### Task inputs
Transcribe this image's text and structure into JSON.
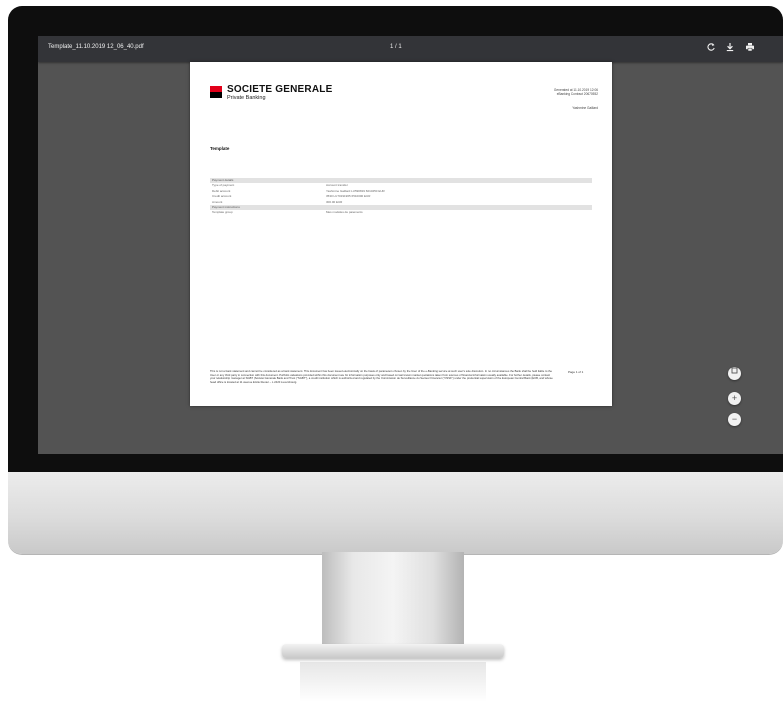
{
  "viewer": {
    "file_name": "Template_11.10.2019 12_06_40.pdf",
    "page_indicator": "1 / 1",
    "icons": {
      "rotate": "rotate-icon",
      "download": "download-icon",
      "print": "print-icon"
    },
    "zoom": {
      "fit_icon": "fit-to-page-icon",
      "zoom_in": "+",
      "zoom_out": "−"
    }
  },
  "pdf": {
    "brand": {
      "name": "SOCIETE GENERALE",
      "subtitle": "Private Banking",
      "logo_colors": [
        "#e2001a",
        "#000000"
      ]
    },
    "generated": {
      "line1": "Generated at 11.10.2019 12:06",
      "line2": "eBanking Contract 20670552",
      "user": "Yashmine Gaillard"
    },
    "title": "Template",
    "sections": {
      "payment_details": "Payment details",
      "payment_instructions": "Payment instructions"
    },
    "rows": {
      "type_label": "Type of payment",
      "type_value": "Account transfer",
      "debit_label": "Debit account",
      "debit_value": "Yashmine Gaillard LU590819 6010250 EUR",
      "credit_label": "Credit account",
      "credit_value": "3530 LU70191965 6510000 EUR",
      "amount_label": "Amount",
      "amount_value": "300.00 EUR",
      "group_label": "Template group",
      "group_value": "Mes modèles de paiements"
    },
    "footer": "This is not a bank statement and cannot be considered as a bank statement. This document has been issued electronically on the basis of parameters chosen by the User of the e-Banking service at such user's sole discretion. In no circumstances the Bank shall be held liable to the User or any third party in connection with this document. Portfolio valuations provided within this document are for information purposes only and based on last known market quotations taken from sources of financial information usually available. For further details, please contact your relationship manager at SGBT (Société Générale Bank and Trust (\"SGBT\"), a credit institution which is authorized and regulated by the Commission de Surveillance du Secteur Financier (\"CSSF\") under the prudential supervision of the European Central Bank (ECB, and whose head office is located at 11 avenue Emile Reuter – L 2420 Luxembourg.",
    "page_label": "Page 1 of 1"
  }
}
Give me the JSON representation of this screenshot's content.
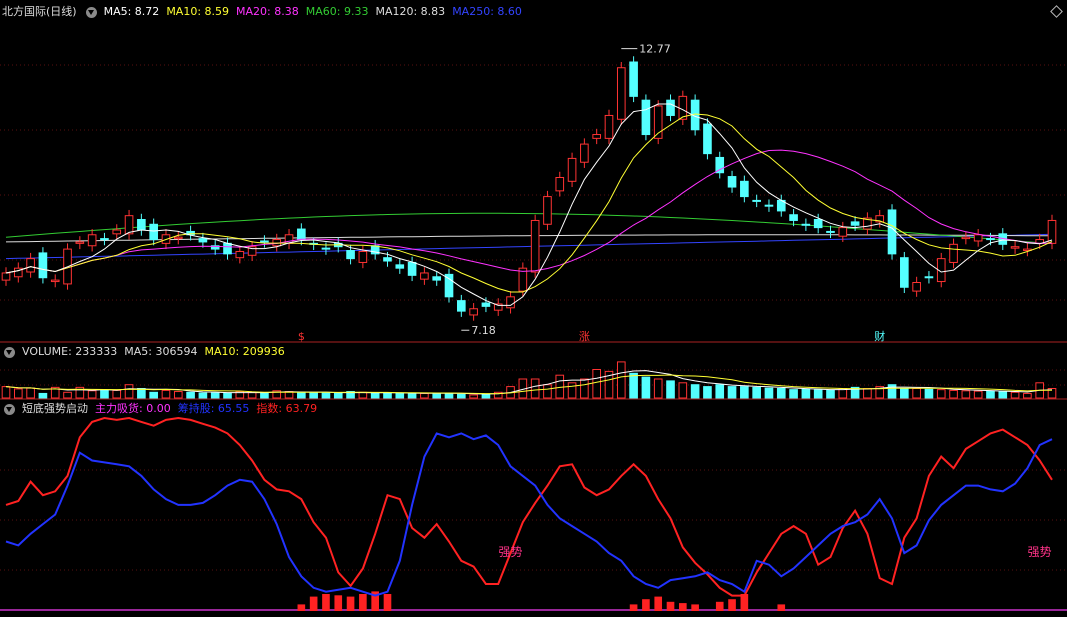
{
  "main": {
    "title": "北方国际(日线)",
    "ma": [
      {
        "label": "MA5: 8.72",
        "color": "#ffffff"
      },
      {
        "label": "MA10: 8.59",
        "color": "#ffff33"
      },
      {
        "label": "MA20: 8.38",
        "color": "#ff33ff"
      },
      {
        "label": "MA60: 9.33",
        "color": "#33cc33"
      },
      {
        "label": "MA120: 8.83",
        "color": "#dddddd"
      },
      {
        "label": "MA250: 8.60",
        "color": "#3344ff"
      }
    ],
    "high_label": "12.77",
    "low_label": "7.18",
    "markers": [
      {
        "label": "$",
        "x_index": 24
      },
      {
        "label": "涨",
        "x_index": 47
      },
      {
        "label": "财",
        "x_index": 71
      }
    ]
  },
  "volume": {
    "title": "VOLUME: 233333",
    "ma5": "MA5: 306594",
    "ma10": "MA10: 209936"
  },
  "indicator": {
    "title": "短底强势启动",
    "zlxh": "主力吸货: 0.00",
    "kpl": "筹持股: 65.55",
    "zs": "指数: 63.79",
    "labels": [
      {
        "text": "强势",
        "x_index": 41
      },
      {
        "text": "强势",
        "x_index": 84
      }
    ]
  },
  "colors": {
    "up": "#ff3333",
    "down": "#54ffff",
    "ind_red": "#ff2222",
    "ind_blue": "#2233ff",
    "purple": "#cc33cc"
  },
  "chart_data": [
    {
      "type": "candlestick",
      "name": "北方国际(日线)",
      "count": 86,
      "ylim": [
        6.8,
        13.4
      ],
      "close": [
        8.1,
        8.2,
        8.4,
        8.0,
        7.95,
        8.6,
        8.75,
        8.9,
        8.8,
        9.0,
        9.3,
        9.0,
        8.8,
        8.9,
        8.85,
        8.9,
        8.75,
        8.6,
        8.5,
        8.55,
        8.65,
        8.75,
        8.8,
        8.9,
        8.8,
        8.7,
        8.6,
        8.65,
        8.4,
        8.55,
        8.5,
        8.35,
        8.2,
        8.05,
        8.1,
        7.95,
        7.6,
        7.3,
        7.35,
        7.4,
        7.45,
        7.6,
        8.2,
        9.2,
        9.7,
        10.1,
        10.5,
        10.8,
        11.0,
        11.4,
        12.4,
        11.8,
        11.0,
        11.6,
        11.4,
        11.8,
        11.1,
        10.6,
        10.2,
        9.9,
        9.7,
        9.6,
        9.5,
        9.4,
        9.2,
        9.1,
        9.05,
        8.95,
        9.05,
        9.1,
        9.25,
        9.3,
        8.5,
        7.8,
        7.9,
        8.0,
        8.4,
        8.7,
        8.85,
        8.9,
        8.8,
        8.7,
        8.65,
        8.6,
        8.8,
        9.2
      ],
      "volume": [
        3.0,
        2.4,
        2.6,
        1.2,
        2.8,
        1.5,
        2.8,
        1.9,
        2.0,
        2.0,
        3.5,
        2.5,
        1.5,
        2.0,
        1.7,
        1.5,
        1.3,
        1.3,
        1.3,
        1.7,
        1.5,
        1.3,
        1.9,
        1.7,
        1.5,
        1.4,
        1.3,
        1.2,
        1.7,
        1.5,
        1.3,
        1.2,
        1.2,
        1.3,
        1.2,
        1.3,
        1.2,
        1.0,
        0.8,
        1.0,
        1.5,
        3.0,
        5.0,
        5.0,
        3.5,
        6.0,
        4.0,
        5.0,
        7.5,
        7.0,
        9.5,
        6.5,
        5.5,
        5.0,
        4.5,
        4.0,
        3.5,
        3.0,
        3.5,
        3.0,
        3.0,
        2.8,
        2.6,
        2.5,
        2.2,
        2.3,
        2.1,
        2.0,
        2.5,
        2.8,
        2.5,
        3.0,
        3.5,
        2.5,
        2.5,
        2.3,
        2.2,
        2.0,
        1.9,
        1.8,
        1.8,
        1.6,
        1.5,
        1.2,
        4.0,
        2.5
      ]
    },
    {
      "type": "line",
      "name": "短底强势启动",
      "ylim": [
        0,
        100
      ],
      "series": [
        {
          "name": "指数",
          "color": "#ff2222",
          "values": [
            55,
            57,
            67,
            60,
            62,
            70,
            90,
            98,
            100,
            99,
            100,
            98,
            96,
            99,
            100,
            99,
            97,
            95,
            92,
            86,
            78,
            68,
            63,
            62,
            58,
            46,
            38,
            20,
            13,
            22,
            40,
            60,
            58,
            43,
            38,
            45,
            36,
            26,
            23,
            14,
            14,
            30,
            46,
            56,
            65,
            75,
            76,
            64,
            60,
            63,
            70,
            76,
            70,
            58,
            48,
            33,
            25,
            19,
            12,
            8,
            8,
            20,
            30,
            40,
            44,
            40,
            24,
            28,
            43,
            52,
            40,
            17,
            14,
            38,
            48,
            70,
            80,
            74,
            84,
            88,
            92,
            94,
            90,
            86,
            78,
            68
          ]
        },
        {
          "name": "筹持股",
          "color": "#2233ff",
          "values": [
            36,
            34,
            40,
            45,
            50,
            65,
            82,
            78,
            77,
            76,
            75,
            70,
            63,
            58,
            55,
            55,
            56,
            60,
            65,
            68,
            67,
            58,
            45,
            28,
            18,
            12,
            10,
            11,
            12,
            10,
            8,
            10,
            26,
            55,
            80,
            92,
            90,
            92,
            89,
            91,
            86,
            75,
            70,
            65,
            55,
            48,
            44,
            40,
            36,
            30,
            26,
            18,
            14,
            12,
            16,
            17,
            18,
            20,
            16,
            14,
            10,
            26,
            24,
            18,
            22,
            28,
            34,
            40,
            44,
            46,
            50,
            58,
            48,
            30,
            34,
            47,
            55,
            60,
            65,
            65,
            63,
            62,
            66,
            74,
            86,
            89
          ]
        }
      ]
    }
  ]
}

### Requirements
Reproduce every line of the listing above in which the string "this" appears.

### Complete answer
Transcribe this image's text and structure into JSON.
    "footer": "This is not a bank statement and cannot be considered as a bank statement. This document has been issued electronically on the basis of parameters chosen by the User of the e-Banking service at such user's sole discretion. In no circumstances the Bank shall be held liable to the User or any third party in connection with this document. Portfolio valuations provided within this document are for information purposes only and based on last known market quotations taken from sources of financial information usually available. For further details, please contact your relationship manager at SGBT (Société Générale Bank and Trust (\"SGBT\"), a credit institution which is authorized and regulated by the Commission de Surveillance du Secteur Financier (\"CSSF\") under the prudential supervision of the European Central Bank (ECB, and whose head office is located at 11 avenue Emile Reuter – L 2420 Luxembourg.",
Give me the JSON representation of this screenshot's content.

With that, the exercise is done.